THE PROBLEM = Compute how many lines in the entries below contain "výrobek", and output nothing but the number.

Stored entries

========================================================================

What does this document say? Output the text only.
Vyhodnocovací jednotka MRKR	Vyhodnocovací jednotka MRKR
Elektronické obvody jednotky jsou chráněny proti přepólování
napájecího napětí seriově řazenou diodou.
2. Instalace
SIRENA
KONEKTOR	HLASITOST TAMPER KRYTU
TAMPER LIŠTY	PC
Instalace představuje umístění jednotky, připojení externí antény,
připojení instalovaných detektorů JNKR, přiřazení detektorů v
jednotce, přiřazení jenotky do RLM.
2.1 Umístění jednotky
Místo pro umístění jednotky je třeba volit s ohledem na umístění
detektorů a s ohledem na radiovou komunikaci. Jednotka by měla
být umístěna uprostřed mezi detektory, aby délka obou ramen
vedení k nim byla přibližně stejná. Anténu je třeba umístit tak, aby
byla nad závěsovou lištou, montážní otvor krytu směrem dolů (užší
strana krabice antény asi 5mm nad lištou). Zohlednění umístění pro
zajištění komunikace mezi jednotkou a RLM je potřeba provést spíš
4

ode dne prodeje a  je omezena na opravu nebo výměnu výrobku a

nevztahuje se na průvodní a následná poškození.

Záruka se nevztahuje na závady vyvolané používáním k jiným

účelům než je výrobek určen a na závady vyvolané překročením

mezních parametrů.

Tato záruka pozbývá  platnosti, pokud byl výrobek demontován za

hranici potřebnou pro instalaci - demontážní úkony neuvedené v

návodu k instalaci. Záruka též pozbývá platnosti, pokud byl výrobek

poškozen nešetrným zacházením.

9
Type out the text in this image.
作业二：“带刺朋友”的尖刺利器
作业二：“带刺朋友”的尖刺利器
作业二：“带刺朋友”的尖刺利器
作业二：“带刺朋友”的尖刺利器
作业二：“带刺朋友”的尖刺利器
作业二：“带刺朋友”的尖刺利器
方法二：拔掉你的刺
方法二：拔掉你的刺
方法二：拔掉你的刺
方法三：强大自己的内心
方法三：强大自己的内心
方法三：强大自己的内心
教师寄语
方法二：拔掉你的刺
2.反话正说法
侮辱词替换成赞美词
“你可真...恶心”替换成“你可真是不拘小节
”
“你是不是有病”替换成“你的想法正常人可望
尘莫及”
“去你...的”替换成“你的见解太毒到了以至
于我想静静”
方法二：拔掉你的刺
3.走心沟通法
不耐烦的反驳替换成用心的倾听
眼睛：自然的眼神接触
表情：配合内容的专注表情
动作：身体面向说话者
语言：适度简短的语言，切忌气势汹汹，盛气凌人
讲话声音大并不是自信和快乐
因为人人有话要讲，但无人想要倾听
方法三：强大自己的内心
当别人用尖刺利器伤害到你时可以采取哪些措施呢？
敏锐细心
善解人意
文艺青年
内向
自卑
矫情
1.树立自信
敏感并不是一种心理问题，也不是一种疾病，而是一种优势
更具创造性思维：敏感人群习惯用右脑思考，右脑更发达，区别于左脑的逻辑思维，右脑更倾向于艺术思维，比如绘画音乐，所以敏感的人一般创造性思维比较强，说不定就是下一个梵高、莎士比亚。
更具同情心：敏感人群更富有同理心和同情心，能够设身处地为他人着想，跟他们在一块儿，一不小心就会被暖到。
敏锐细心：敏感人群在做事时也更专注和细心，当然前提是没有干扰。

========================================================================

WRITTEN ANSWER = 3